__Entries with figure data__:
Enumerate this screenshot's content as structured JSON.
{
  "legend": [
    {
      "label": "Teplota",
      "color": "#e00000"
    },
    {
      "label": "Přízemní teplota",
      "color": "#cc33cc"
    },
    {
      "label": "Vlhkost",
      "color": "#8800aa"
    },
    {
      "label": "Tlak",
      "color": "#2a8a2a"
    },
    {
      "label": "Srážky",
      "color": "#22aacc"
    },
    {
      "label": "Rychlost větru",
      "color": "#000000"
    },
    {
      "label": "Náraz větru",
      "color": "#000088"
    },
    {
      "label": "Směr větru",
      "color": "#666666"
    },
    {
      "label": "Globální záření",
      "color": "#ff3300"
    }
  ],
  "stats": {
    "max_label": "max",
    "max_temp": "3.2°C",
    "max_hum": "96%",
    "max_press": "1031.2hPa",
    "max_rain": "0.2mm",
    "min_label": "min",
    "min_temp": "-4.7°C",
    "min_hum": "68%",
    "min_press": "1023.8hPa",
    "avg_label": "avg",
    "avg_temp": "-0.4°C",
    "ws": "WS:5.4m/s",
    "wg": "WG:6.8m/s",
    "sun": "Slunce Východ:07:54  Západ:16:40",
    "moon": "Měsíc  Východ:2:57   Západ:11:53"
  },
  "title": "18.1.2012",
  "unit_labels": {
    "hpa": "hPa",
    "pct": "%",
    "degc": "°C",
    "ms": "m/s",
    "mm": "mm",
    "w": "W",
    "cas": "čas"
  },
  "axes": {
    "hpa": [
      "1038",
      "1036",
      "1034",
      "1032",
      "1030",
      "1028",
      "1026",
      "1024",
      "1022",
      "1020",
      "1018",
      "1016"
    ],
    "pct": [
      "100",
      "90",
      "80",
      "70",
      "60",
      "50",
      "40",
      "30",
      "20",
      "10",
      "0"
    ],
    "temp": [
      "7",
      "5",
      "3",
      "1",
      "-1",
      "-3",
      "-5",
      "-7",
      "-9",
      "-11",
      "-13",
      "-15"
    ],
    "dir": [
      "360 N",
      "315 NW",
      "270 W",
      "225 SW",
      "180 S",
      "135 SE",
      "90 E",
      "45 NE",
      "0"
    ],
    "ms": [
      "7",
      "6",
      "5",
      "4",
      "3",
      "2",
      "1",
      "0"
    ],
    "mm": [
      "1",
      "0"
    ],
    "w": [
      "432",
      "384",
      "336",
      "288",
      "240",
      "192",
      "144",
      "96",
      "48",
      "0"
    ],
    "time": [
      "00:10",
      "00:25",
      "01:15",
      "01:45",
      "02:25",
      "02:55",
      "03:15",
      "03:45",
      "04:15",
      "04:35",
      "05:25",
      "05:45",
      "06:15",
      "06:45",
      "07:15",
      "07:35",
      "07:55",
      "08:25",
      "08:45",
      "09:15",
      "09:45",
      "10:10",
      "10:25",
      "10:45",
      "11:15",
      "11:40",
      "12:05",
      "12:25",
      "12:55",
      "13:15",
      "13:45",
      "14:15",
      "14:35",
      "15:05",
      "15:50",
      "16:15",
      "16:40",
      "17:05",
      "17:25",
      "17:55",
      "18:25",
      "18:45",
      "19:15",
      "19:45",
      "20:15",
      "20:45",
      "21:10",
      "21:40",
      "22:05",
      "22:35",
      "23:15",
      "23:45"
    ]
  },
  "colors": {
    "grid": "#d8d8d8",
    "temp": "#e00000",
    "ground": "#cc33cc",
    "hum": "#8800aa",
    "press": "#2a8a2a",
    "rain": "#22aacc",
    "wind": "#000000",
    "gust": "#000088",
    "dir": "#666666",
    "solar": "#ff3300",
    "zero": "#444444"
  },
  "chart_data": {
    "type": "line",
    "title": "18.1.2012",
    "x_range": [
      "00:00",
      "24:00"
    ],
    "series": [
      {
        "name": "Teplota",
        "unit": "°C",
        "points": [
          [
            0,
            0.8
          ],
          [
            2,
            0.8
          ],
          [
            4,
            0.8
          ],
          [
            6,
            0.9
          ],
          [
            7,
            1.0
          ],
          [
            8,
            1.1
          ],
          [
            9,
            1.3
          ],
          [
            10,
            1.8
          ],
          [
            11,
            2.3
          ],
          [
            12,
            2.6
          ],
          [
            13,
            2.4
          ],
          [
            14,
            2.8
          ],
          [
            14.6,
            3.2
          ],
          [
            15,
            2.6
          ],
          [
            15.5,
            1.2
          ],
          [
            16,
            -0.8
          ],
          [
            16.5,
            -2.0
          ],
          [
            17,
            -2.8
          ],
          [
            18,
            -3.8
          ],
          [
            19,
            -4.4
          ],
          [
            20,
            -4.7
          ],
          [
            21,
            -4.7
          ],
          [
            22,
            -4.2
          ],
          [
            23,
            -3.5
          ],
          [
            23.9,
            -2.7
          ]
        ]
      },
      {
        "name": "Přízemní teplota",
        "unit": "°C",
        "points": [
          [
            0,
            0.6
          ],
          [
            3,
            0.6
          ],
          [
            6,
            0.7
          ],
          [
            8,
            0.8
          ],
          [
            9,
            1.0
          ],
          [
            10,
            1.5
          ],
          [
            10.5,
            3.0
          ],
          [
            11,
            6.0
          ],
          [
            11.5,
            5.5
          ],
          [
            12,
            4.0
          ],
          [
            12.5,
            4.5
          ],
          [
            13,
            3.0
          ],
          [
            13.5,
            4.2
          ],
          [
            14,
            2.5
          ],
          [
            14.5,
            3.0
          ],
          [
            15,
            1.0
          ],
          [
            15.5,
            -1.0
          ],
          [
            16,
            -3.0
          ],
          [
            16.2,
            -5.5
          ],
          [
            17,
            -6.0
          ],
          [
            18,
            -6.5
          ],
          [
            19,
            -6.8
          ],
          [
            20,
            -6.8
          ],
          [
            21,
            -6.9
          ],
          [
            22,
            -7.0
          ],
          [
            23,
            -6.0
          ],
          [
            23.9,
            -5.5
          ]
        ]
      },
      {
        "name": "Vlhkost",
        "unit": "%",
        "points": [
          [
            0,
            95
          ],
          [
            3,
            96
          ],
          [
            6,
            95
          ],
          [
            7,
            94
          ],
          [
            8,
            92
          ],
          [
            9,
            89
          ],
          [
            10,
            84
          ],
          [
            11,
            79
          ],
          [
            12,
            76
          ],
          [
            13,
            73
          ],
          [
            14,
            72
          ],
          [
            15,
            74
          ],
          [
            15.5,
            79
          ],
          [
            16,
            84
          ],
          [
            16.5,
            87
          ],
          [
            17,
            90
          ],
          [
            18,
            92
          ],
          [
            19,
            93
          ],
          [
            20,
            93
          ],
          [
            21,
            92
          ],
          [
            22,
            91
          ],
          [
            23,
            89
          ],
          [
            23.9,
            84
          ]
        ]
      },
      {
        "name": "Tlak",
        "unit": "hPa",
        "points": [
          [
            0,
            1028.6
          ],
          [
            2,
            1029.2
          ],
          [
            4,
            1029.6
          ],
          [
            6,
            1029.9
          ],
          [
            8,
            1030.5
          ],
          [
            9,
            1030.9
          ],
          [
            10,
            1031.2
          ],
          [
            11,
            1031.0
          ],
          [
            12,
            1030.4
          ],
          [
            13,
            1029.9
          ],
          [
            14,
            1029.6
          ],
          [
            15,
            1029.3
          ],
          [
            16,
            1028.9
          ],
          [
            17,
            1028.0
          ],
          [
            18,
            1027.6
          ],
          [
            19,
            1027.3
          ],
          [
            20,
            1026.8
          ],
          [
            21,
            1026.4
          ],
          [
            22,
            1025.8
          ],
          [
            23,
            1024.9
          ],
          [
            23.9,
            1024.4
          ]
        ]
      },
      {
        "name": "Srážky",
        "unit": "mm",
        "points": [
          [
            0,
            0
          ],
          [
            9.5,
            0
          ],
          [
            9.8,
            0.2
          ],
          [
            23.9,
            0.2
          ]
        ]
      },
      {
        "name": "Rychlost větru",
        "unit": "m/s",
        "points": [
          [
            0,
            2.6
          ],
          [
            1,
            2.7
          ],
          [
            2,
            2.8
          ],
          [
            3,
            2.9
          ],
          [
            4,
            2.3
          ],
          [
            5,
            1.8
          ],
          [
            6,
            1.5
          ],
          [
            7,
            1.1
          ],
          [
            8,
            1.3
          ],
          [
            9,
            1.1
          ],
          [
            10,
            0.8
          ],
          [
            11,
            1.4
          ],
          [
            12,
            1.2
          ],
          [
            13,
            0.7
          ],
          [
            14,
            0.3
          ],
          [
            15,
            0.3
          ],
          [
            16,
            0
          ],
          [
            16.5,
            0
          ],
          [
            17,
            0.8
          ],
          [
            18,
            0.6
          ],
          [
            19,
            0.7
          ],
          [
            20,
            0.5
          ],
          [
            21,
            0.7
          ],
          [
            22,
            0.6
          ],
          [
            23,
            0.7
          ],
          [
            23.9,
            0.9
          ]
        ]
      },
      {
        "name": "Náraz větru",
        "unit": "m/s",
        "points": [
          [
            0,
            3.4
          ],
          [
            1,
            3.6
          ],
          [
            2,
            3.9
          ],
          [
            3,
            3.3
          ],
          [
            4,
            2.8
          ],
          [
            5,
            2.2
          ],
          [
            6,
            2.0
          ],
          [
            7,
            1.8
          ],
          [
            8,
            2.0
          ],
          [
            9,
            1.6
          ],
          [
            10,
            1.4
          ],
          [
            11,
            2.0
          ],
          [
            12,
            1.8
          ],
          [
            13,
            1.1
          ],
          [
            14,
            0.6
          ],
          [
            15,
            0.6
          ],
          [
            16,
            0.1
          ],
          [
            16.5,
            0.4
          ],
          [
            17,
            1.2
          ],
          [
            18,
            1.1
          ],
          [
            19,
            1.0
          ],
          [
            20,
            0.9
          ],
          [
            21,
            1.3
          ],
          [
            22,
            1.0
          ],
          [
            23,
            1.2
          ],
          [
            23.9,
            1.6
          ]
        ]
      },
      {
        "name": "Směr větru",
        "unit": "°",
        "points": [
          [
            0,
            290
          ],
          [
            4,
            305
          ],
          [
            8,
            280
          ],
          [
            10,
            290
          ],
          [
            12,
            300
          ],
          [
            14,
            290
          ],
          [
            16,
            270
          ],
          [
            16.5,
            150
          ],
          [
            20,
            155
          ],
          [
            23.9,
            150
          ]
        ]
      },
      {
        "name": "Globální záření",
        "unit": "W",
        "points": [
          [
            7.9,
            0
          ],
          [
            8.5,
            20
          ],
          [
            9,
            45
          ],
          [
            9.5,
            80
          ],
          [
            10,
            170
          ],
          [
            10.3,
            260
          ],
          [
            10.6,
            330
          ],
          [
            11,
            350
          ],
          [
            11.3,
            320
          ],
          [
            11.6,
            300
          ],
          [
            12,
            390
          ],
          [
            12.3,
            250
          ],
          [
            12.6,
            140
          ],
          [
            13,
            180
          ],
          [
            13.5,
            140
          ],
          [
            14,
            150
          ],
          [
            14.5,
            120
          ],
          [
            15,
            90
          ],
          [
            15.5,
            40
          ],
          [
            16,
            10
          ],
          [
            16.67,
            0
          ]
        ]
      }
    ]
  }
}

__Problem__:
Using the records above, pull out each line where the word "Západ" occurs.

__Task answer__:
    "sun": "Slunce Východ:07:54  Západ:16:40",
    "moon": "Měsíc  Východ:2:57   Západ:11:53"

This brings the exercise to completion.